### Task statement
Restate the records below word for word.

Extracted data entries
================================

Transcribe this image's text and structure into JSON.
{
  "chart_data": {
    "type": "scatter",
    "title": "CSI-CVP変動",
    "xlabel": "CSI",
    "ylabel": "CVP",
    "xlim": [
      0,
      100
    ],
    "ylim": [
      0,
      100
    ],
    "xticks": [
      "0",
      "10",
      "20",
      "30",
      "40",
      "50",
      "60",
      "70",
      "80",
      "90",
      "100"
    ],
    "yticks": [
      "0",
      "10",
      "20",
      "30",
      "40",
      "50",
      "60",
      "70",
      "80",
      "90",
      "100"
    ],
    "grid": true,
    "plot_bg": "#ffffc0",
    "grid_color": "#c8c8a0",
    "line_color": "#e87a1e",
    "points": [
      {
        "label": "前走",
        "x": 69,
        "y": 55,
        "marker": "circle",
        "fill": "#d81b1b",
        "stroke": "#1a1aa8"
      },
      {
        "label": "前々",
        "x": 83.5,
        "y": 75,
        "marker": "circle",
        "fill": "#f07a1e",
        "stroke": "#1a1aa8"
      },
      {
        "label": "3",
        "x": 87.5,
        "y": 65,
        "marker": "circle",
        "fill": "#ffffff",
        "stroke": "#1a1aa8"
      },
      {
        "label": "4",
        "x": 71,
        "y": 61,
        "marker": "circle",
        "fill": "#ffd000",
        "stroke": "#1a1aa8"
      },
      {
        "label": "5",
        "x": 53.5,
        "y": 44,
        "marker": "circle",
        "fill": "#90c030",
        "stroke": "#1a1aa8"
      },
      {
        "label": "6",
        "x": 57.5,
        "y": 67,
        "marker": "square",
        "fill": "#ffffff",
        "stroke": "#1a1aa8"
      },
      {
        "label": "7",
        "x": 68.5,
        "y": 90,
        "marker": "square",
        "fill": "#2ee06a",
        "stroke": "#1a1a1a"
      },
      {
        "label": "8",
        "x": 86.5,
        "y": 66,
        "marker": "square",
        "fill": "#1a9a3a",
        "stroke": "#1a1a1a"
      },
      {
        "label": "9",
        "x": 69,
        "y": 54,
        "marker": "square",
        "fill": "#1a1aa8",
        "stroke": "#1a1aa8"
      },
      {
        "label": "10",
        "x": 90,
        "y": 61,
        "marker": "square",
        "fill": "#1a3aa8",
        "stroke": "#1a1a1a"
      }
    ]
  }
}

================================

### Exercise output
Transcribe this image's text and structure into JSON.
{
  "chart_data": {
    "type": "scatter",
    "title": "CSI-CVP変動",
    "xlabel": "CSI",
    "ylabel": "CVP",
    "xlim": [
      0,
      100
    ],
    "ylim": [
      0,
      100
    ],
    "xticks": [
      "0",
      "10",
      "20",
      "30",
      "40",
      "50",
      "60",
      "70",
      "80",
      "90",
      "100"
    ],
    "yticks": [
      "0",
      "10",
      "20",
      "30",
      "40",
      "50",
      "60",
      "70",
      "80",
      "90",
      "100"
    ],
    "grid": true,
    "plot_bg": "#ffffc0",
    "grid_color": "#c8c8a0",
    "line_color": "#e87a1e",
    "points": [
      {
        "label": "前走",
        "x": 69,
        "y": 55,
        "marker": "circle",
        "fill": "#d81b1b",
        "stroke": "#1a1aa8"
      },
      {
        "label": "前々",
        "x": 83.5,
        "y": 75,
        "marker": "circle",
        "fill": "#f07a1e",
        "stroke": "#1a1aa8"
      },
      {
        "label": "3",
        "x": 87.5,
        "y": 65,
        "marker": "circle",
        "fill": "#ffffff",
        "stroke": "#1a1aa8"
      },
      {
        "label": "4",
        "x": 71,
        "y": 61,
        "marker": "circle",
        "fill": "#ffd000",
        "stroke": "#1a1aa8"
      },
      {
        "label": "5",
        "x": 53.5,
        "y": 44,
        "marker": "circle",
        "fill": "#90c030",
        "stroke": "#1a1aa8"
      },
      {
        "label": "6",
        "x": 57.5,
        "y": 67,
        "marker": "square",
        "fill": "#ffffff",
        "stroke": "#1a1aa8"
      },
      {
        "label": "7",
        "x": 68.5,
        "y": 90,
        "marker": "square",
        "fill": "#2ee06a",
        "stroke": "#1a1a1a"
      },
      {
        "label": "8",
        "x": 86.5,
        "y": 66,
        "marker": "square",
        "fill": "#1a9a3a",
        "stroke": "#1a1a1a"
      },
      {
        "label": "9",
        "x": 69,
        "y": 54,
        "marker": "square",
        "fill": "#1a1aa8",
        "stroke": "#1a1aa8"
      },
      {
        "label": "10",
        "x": 90,
        "y": 61,
        "marker": "square",
        "fill": "#1a3aa8",
        "stroke": "#1a1a1a"
      }
    ]
  }
}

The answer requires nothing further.